まず、家事のキャラクターたちが脳内でにぎやかに動いていたのが作品作りの発端です。
もともとは「こういう顔でこういうこと言いそう」というただの2,3行のメモ集合体でした。

※イラストは きゅんショタメーカー 様より。クオリティが素晴らしくて感動しました。


↑初期なので名前や服装が微妙に本編と違います。

そのキャラクターたちを1作品にまとめるとしたら、どんな順番で出てきて何を言うのか、全体的にどういうお話になるのかをまとめていくという、「点繋ぎ」の形でこの作品が組みあがりました。

その「点繋ぎ」が自分にとって楽しい作業でしたがかなり難しくもあり、悩んでいる間にも出したい家事のキャラクターは増えていきますし、まとめるのに苦労しました…。

家事の擬人化キャラクターの作り方

例えば「掃除」という家事を擬人化するときは、
・掃除はやってもやっても終わらない。もし掃除氏が生きてたらしつこいに違いない。
・掃除は「掃除機」を使う。掃除機はゴミを「吸う」。「吸う」なら擬人化したら「キス魔」で。
というように、
・家事対象、家事道具のモノから連想
・家事の動作から連想
・個人的感情
…と客観・主観を気にせず連想を膨らませていき、↓のようにまとめたりしてました。

また、自分が知らない家事を洗い出すためには「この一冊ですべてがわかる!家事のきほん新辞典」(藤原千秋, 2014, 朝日新聞出版)のように家事がある程度網羅された本を古本屋で買い漁ったり、家事を見つける視点や質感としては「名もなき家事」(梅田悟司, 2019, サンマーク出版)や家事に関するエッセイを読んだりして、自分の生活の中でも「これは家事と言えば家事だな」と気づくための参考にしました。

そうして見つけた「芳香剤交換」や「冠婚葬祭」といった新しい家事を切り出して認識するたびに「この家事キャラも作ろう!」と喜びに浸っておりました。一人遊び大好き人間です。

して、ルート分岐はどうするか

上記のように無邪気に家事の数を増やしていましたが、キャラクターが増えても作品にはならないので、自分が作るであろうノベルゲーム作品の構成を考え始めました。

過去にも複数の攻略対象がいる乙女ゲーム風の作品はいくつか作った記憶がありますが、「Sweet Painful Utopia」(攻略対象3人)や「ちくわしかない。」(攻略対象5本のちくわ)のようなゲームとは攻略対象の桁数が違うので、「1つ1つの家事の好感度を管理したり攻略対象ごとにENDを準備する」は作る側も遊ぶ側も苦しむのでやりたくありませんでした。

乙女ゲームではないですが「怪盗ドルチェのゲーム」や「クローネとはぐるまのしま」はキャラクター数が多かった作品です。これらは「各キャラクターに関するストーリーを個別に作り、一本道でつなぐ。もっと細かいけど切り捨てたくない話は、ストーリー間の道草要素的に入れる」として作った記憶があります。今回多数の家事が出てくるので「道草要素」として入れる形が良い気がしました。

課題内容 » 本文から「そのキャラクターたちを1作品」を含む箇所を起点に「ら擬人化したら「キス魔」で。」までを取り出し、「点繋ぎ」を「点結び」に置き換えて出力すること。 資料はこの作業には使用しません。

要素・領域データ
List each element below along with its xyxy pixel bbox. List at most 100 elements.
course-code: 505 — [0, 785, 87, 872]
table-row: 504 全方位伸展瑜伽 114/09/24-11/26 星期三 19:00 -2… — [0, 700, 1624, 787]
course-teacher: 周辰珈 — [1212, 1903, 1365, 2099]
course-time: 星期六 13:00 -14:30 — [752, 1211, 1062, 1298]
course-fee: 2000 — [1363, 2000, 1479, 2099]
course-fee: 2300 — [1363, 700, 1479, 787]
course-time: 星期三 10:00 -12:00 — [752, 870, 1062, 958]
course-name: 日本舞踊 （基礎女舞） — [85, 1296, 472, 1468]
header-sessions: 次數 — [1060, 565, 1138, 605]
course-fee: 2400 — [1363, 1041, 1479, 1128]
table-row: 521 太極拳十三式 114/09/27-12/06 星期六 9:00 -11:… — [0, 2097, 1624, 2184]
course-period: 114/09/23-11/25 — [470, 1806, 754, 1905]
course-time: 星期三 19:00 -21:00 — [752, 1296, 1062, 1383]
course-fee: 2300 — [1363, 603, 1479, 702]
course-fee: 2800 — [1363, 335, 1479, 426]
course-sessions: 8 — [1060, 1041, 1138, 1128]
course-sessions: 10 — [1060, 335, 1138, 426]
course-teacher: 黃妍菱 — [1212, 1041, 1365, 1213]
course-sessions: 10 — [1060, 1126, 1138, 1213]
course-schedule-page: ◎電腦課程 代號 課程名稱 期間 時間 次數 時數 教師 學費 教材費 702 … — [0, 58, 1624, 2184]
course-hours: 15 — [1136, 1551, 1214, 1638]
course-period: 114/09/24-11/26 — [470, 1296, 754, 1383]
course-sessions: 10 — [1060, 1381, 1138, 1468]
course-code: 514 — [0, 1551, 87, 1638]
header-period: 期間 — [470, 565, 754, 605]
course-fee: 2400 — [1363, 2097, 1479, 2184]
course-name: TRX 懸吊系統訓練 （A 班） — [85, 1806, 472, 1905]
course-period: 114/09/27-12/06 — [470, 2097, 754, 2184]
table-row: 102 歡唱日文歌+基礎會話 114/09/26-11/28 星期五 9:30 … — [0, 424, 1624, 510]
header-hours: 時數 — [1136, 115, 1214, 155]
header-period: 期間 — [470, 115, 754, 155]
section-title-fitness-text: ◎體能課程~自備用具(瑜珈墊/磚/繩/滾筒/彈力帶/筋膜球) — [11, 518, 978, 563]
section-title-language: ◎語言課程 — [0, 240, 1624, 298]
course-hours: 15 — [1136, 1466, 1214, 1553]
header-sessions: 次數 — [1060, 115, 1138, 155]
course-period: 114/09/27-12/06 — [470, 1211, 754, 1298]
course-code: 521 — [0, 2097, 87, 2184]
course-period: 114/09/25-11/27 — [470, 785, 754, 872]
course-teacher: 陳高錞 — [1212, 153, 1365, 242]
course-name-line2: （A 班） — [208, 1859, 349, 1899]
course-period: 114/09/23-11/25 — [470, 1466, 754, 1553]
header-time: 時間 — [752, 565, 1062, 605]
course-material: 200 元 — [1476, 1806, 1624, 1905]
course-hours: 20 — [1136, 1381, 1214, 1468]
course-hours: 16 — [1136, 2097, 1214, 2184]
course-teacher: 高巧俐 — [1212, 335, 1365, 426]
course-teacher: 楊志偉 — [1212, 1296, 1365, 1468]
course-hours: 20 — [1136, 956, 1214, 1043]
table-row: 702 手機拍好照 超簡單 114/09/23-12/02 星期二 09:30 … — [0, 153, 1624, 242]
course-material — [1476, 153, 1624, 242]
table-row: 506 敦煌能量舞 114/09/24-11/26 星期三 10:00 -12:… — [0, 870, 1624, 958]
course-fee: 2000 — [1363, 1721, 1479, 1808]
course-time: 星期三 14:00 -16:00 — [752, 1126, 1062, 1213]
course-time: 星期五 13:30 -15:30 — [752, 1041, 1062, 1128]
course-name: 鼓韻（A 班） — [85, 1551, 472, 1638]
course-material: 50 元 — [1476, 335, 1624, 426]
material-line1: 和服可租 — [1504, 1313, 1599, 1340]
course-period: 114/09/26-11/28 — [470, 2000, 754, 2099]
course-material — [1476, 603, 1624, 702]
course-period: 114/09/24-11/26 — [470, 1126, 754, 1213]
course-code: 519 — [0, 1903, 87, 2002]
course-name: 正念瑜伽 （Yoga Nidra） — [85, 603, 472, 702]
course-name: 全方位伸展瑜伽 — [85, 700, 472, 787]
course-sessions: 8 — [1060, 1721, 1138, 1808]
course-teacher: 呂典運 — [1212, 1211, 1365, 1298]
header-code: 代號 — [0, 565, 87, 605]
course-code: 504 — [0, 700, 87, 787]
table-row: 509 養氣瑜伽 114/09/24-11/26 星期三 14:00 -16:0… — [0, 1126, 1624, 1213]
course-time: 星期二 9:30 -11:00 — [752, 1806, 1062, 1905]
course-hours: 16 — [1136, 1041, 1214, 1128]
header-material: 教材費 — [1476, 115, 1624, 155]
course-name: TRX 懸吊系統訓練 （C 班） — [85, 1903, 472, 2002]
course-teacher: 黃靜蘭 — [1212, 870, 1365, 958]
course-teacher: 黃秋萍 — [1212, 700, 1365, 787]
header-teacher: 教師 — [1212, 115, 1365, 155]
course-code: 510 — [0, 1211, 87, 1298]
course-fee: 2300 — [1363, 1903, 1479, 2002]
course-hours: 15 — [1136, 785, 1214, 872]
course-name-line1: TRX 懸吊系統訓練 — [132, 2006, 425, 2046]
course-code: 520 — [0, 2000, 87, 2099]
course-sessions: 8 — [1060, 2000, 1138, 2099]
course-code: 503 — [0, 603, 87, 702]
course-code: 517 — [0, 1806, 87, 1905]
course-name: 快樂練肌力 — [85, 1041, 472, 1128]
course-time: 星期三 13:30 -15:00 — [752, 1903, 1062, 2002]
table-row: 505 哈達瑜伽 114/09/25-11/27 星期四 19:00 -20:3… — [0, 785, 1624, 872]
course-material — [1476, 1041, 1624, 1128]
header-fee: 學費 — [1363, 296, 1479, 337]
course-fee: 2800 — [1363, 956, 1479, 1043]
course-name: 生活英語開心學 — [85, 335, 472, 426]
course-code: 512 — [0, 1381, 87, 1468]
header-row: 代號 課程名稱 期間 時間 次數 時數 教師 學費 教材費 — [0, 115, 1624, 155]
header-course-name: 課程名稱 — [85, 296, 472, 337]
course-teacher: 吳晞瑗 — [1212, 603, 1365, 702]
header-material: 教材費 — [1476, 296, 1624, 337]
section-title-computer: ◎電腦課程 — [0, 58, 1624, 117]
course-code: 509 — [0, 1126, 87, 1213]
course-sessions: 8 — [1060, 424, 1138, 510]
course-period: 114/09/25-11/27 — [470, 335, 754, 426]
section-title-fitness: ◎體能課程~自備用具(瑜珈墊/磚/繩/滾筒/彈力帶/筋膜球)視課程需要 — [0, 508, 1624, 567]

出力結果 »
そのキャラクターたちを1作品にまとめるとしたら、どんな順番で出てきて何を言うのか、全体的にどういうお話になるのかをまとめていくという、「点結び」の形でこの作品が組みあがりました。

その「点結び」が自分にとって楽しい作業でしたがかなり難しくもあり、悩んでいる間にも出したい家事のキャラクターは増えていきますし、まとめるのに苦労しました…。

家事の擬人化キャラクターの作り方

例えば「掃除」という家事を擬人化するときは、
・掃除はやってもやっても終わらない。もし掃除氏が生きてたらしつこいに違いない。
・掃除は「掃除機」を使う。掃除機はゴミを「吸う」。「吸う」なら擬人化したら「キス魔」で。